Exercise brief:
Give every line of the data again, unchanged, but with no pictures.

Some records
◆ ◆ ◆ ◆

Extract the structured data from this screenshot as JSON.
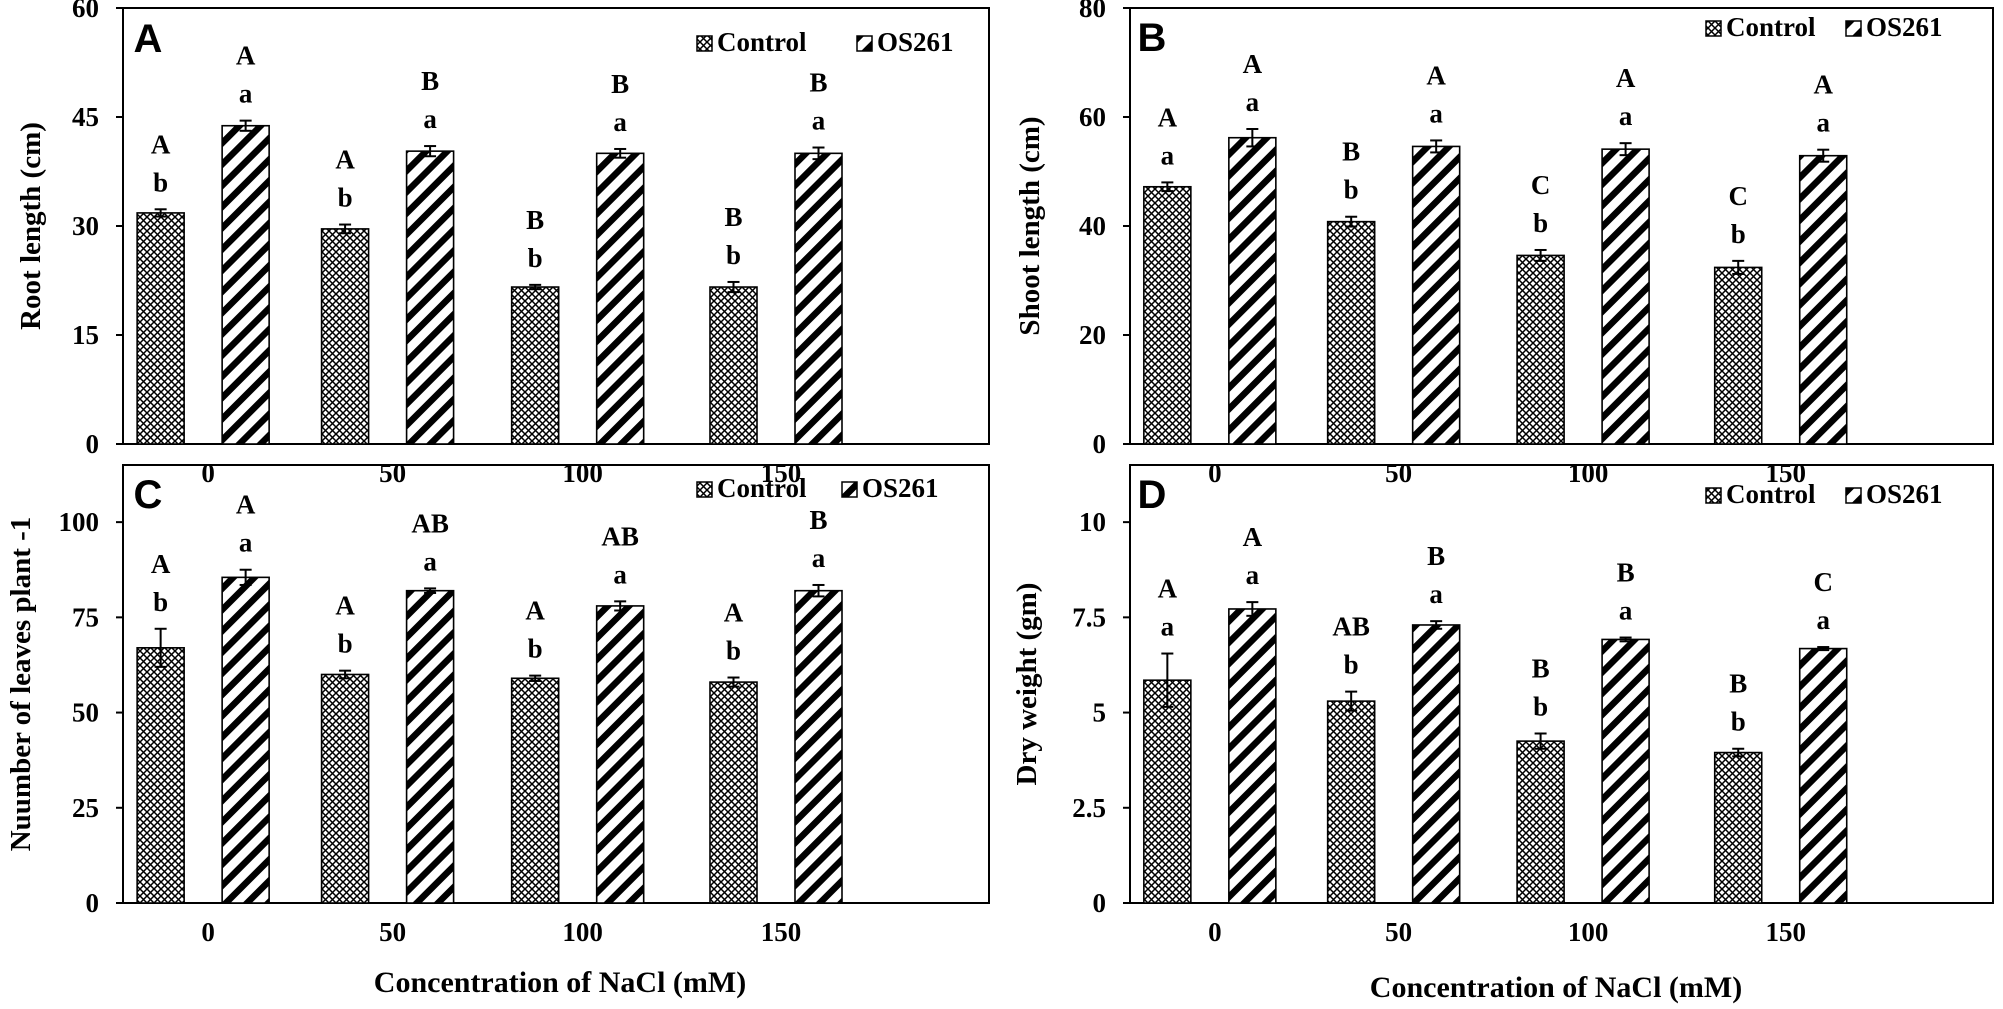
{
  "colors": {
    "bar_stroke": "#000000",
    "background": "#ffffff",
    "hatch": "#000000"
  },
  "chart_data": [
    {
      "type": "bar",
      "panel": "A",
      "categories": [
        "0",
        "50",
        "100",
        "150"
      ],
      "ylabel": "Root length (cm)",
      "xlabel": "",
      "ylim": [
        0,
        60
      ],
      "yticks": [
        "0",
        "15",
        "30",
        "45",
        "60"
      ],
      "legend_position": "top-right",
      "series": [
        {
          "name": "Control",
          "pattern": "crosshatch",
          "values": [
            31.8,
            29.6,
            21.6,
            21.6
          ],
          "errors": [
            0.5,
            0.6,
            0.3,
            0.7
          ],
          "lower": [
            "b",
            "b",
            "b",
            "b"
          ],
          "upper": [
            "A",
            "A",
            "B",
            "B"
          ]
        },
        {
          "name": "OS261",
          "pattern": "diagonal",
          "values": [
            43.8,
            40.3,
            40.0,
            40.0
          ],
          "errors": [
            0.7,
            0.7,
            0.6,
            0.8
          ],
          "lower": [
            "a",
            "a",
            "a",
            "a"
          ],
          "upper": [
            "A",
            "B",
            "B",
            "B"
          ]
        }
      ]
    },
    {
      "type": "bar",
      "panel": "B",
      "categories": [
        "0",
        "50",
        "100",
        "150"
      ],
      "ylabel": "Shoot length (cm)",
      "xlabel": "",
      "ylim": [
        0,
        80
      ],
      "yticks": [
        "0",
        "20",
        "40",
        "60",
        "80"
      ],
      "legend_position": "top-right",
      "series": [
        {
          "name": "Control",
          "pattern": "crosshatch",
          "values": [
            47.2,
            40.8,
            34.6,
            32.4
          ],
          "errors": [
            0.8,
            0.9,
            1.0,
            1.2
          ],
          "lower": [
            "a",
            "b",
            "b",
            "b"
          ],
          "upper": [
            "A",
            "B",
            "C",
            "C"
          ]
        },
        {
          "name": "OS261",
          "pattern": "diagonal",
          "values": [
            56.2,
            54.6,
            54.1,
            52.9
          ],
          "errors": [
            1.6,
            1.1,
            1.1,
            1.1
          ],
          "lower": [
            "a",
            "a",
            "a",
            "a"
          ],
          "upper": [
            "A",
            "A",
            "A",
            "A"
          ]
        }
      ]
    },
    {
      "type": "bar",
      "panel": "C",
      "categories": [
        "0",
        "50",
        "100",
        "150"
      ],
      "ylabel": "Nuumber  of leaves plant -1",
      "xlabel": "Concentration  of NaCl (mM)",
      "ylim": [
        0,
        115
      ],
      "yticks": [
        "0",
        "25",
        "50",
        "75",
        "100"
      ],
      "legend_position": "top-right",
      "series": [
        {
          "name": "Control",
          "pattern": "crosshatch",
          "values": [
            67,
            60,
            59,
            58
          ],
          "errors": [
            5,
            1,
            0.7,
            1.2
          ],
          "lower": [
            "b",
            "b",
            "b",
            "b"
          ],
          "upper": [
            "A",
            "A",
            "A",
            "A"
          ]
        },
        {
          "name": "OS261",
          "pattern": "diagonal",
          "values": [
            85.5,
            82,
            78,
            82
          ],
          "errors": [
            2,
            0.6,
            1.2,
            1.5
          ],
          "lower": [
            "a",
            "a",
            "a",
            "a"
          ],
          "upper": [
            "A",
            "AB",
            "AB",
            "B"
          ]
        }
      ]
    },
    {
      "type": "bar",
      "panel": "D",
      "categories": [
        "0",
        "50",
        "100",
        "150"
      ],
      "ylabel": "Dry weight (gm)",
      "xlabel": "Concentration  of NaCl (mM)",
      "ylim": [
        0,
        11.5
      ],
      "yticks": [
        "0",
        "2.5",
        "5",
        "7.5",
        "10"
      ],
      "legend_position": "top-right",
      "series": [
        {
          "name": "Control",
          "pattern": "crosshatch",
          "values": [
            5.85,
            5.3,
            4.25,
            3.95
          ],
          "errors": [
            0.7,
            0.25,
            0.2,
            0.1
          ],
          "lower": [
            "a",
            "b",
            "b",
            "b"
          ],
          "upper": [
            "A",
            "AB",
            "B",
            "B"
          ]
        },
        {
          "name": "OS261",
          "pattern": "diagonal",
          "values": [
            7.72,
            7.3,
            6.92,
            6.68
          ],
          "errors": [
            0.18,
            0.1,
            0.05,
            0.04
          ],
          "lower": [
            "a",
            "a",
            "a",
            "a"
          ],
          "upper": [
            "A",
            "B",
            "B",
            "C"
          ]
        }
      ]
    }
  ]
}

◆ ◆ ◆ ◆

Written answer:
Extract the structured data from this screenshot as JSON.
{
  "colors": {
    "bar_stroke": "#000000",
    "background": "#ffffff",
    "hatch": "#000000"
  },
  "chart_data": [
    {
      "type": "bar",
      "panel": "A",
      "categories": [
        "0",
        "50",
        "100",
        "150"
      ],
      "ylabel": "Root length (cm)",
      "xlabel": "",
      "ylim": [
        0,
        60
      ],
      "yticks": [
        "0",
        "15",
        "30",
        "45",
        "60"
      ],
      "legend_position": "top-right",
      "series": [
        {
          "name": "Control",
          "pattern": "crosshatch",
          "values": [
            31.8,
            29.6,
            21.6,
            21.6
          ],
          "errors": [
            0.5,
            0.6,
            0.3,
            0.7
          ],
          "lower": [
            "b",
            "b",
            "b",
            "b"
          ],
          "upper": [
            "A",
            "A",
            "B",
            "B"
          ]
        },
        {
          "name": "OS261",
          "pattern": "diagonal",
          "values": [
            43.8,
            40.3,
            40.0,
            40.0
          ],
          "errors": [
            0.7,
            0.7,
            0.6,
            0.8
          ],
          "lower": [
            "a",
            "a",
            "a",
            "a"
          ],
          "upper": [
            "A",
            "B",
            "B",
            "B"
          ]
        }
      ]
    },
    {
      "type": "bar",
      "panel": "B",
      "categories": [
        "0",
        "50",
        "100",
        "150"
      ],
      "ylabel": "Shoot length (cm)",
      "xlabel": "",
      "ylim": [
        0,
        80
      ],
      "yticks": [
        "0",
        "20",
        "40",
        "60",
        "80"
      ],
      "legend_position": "top-right",
      "series": [
        {
          "name": "Control",
          "pattern": "crosshatch",
          "values": [
            47.2,
            40.8,
            34.6,
            32.4
          ],
          "errors": [
            0.8,
            0.9,
            1.0,
            1.2
          ],
          "lower": [
            "a",
            "b",
            "b",
            "b"
          ],
          "upper": [
            "A",
            "B",
            "C",
            "C"
          ]
        },
        {
          "name": "OS261",
          "pattern": "diagonal",
          "values": [
            56.2,
            54.6,
            54.1,
            52.9
          ],
          "errors": [
            1.6,
            1.1,
            1.1,
            1.1
          ],
          "lower": [
            "a",
            "a",
            "a",
            "a"
          ],
          "upper": [
            "A",
            "A",
            "A",
            "A"
          ]
        }
      ]
    },
    {
      "type": "bar",
      "panel": "C",
      "categories": [
        "0",
        "50",
        "100",
        "150"
      ],
      "ylabel": "Nuumber  of leaves plant -1",
      "xlabel": "Concentration  of NaCl (mM)",
      "ylim": [
        0,
        115
      ],
      "yticks": [
        "0",
        "25",
        "50",
        "75",
        "100"
      ],
      "legend_position": "top-right",
      "series": [
        {
          "name": "Control",
          "pattern": "crosshatch",
          "values": [
            67,
            60,
            59,
            58
          ],
          "errors": [
            5,
            1,
            0.7,
            1.2
          ],
          "lower": [
            "b",
            "b",
            "b",
            "b"
          ],
          "upper": [
            "A",
            "A",
            "A",
            "A"
          ]
        },
        {
          "name": "OS261",
          "pattern": "diagonal",
          "values": [
            85.5,
            82,
            78,
            82
          ],
          "errors": [
            2,
            0.6,
            1.2,
            1.5
          ],
          "lower": [
            "a",
            "a",
            "a",
            "a"
          ],
          "upper": [
            "A",
            "AB",
            "AB",
            "B"
          ]
        }
      ]
    },
    {
      "type": "bar",
      "panel": "D",
      "categories": [
        "0",
        "50",
        "100",
        "150"
      ],
      "ylabel": "Dry weight (gm)",
      "xlabel": "Concentration  of NaCl (mM)",
      "ylim": [
        0,
        11.5
      ],
      "yticks": [
        "0",
        "2.5",
        "5",
        "7.5",
        "10"
      ],
      "legend_position": "top-right",
      "series": [
        {
          "name": "Control",
          "pattern": "crosshatch",
          "values": [
            5.85,
            5.3,
            4.25,
            3.95
          ],
          "errors": [
            0.7,
            0.25,
            0.2,
            0.1
          ],
          "lower": [
            "a",
            "b",
            "b",
            "b"
          ],
          "upper": [
            "A",
            "AB",
            "B",
            "B"
          ]
        },
        {
          "name": "OS261",
          "pattern": "diagonal",
          "values": [
            7.72,
            7.3,
            6.92,
            6.68
          ],
          "errors": [
            0.18,
            0.1,
            0.05,
            0.04
          ],
          "lower": [
            "a",
            "a",
            "a",
            "a"
          ],
          "upper": [
            "A",
            "B",
            "B",
            "C"
          ]
        }
      ]
    }
  ]
}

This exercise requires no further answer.